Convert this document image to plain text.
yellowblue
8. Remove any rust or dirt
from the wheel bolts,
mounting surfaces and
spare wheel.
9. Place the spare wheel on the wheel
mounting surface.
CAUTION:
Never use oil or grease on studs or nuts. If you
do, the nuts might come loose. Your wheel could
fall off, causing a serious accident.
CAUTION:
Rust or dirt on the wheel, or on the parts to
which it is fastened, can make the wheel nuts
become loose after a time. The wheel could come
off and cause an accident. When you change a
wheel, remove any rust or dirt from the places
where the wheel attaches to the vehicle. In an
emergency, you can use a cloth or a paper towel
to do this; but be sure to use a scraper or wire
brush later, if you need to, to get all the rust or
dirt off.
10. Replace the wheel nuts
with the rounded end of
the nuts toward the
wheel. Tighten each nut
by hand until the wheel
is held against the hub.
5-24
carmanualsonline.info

+---+

→ **Your task**:
Return what is listed above, exactly and completely.

→ **Correct response**:
Convert this document image to plain text.
yellowblue
8. Remove any rust or dirt
from the wheel bolts,
mounting surfaces and
spare wheel.
9. Place the spare wheel on the wheel
mounting surface.
CAUTION:
Never use oil or grease on studs or nuts. If you
do, the nuts might come loose. Your wheel could
fall off, causing a serious accident.
CAUTION:
Rust or dirt on the wheel, or on the parts to
which it is fastened, can make the wheel nuts
become loose after a time. The wheel could come
off and cause an accident. When you change a
wheel, remove any rust or dirt from the places
where the wheel attaches to the vehicle. In an
emergency, you can use a cloth or a paper towel
to do this; but be sure to use a scraper or wire
brush later, if you need to, to get all the rust or
dirt off.
10. Replace the wheel nuts
with the rounded end of
the nuts toward the
wheel. Tighten each nut
by hand until the wheel
is held against the hub.
5-24
carmanualsonline.info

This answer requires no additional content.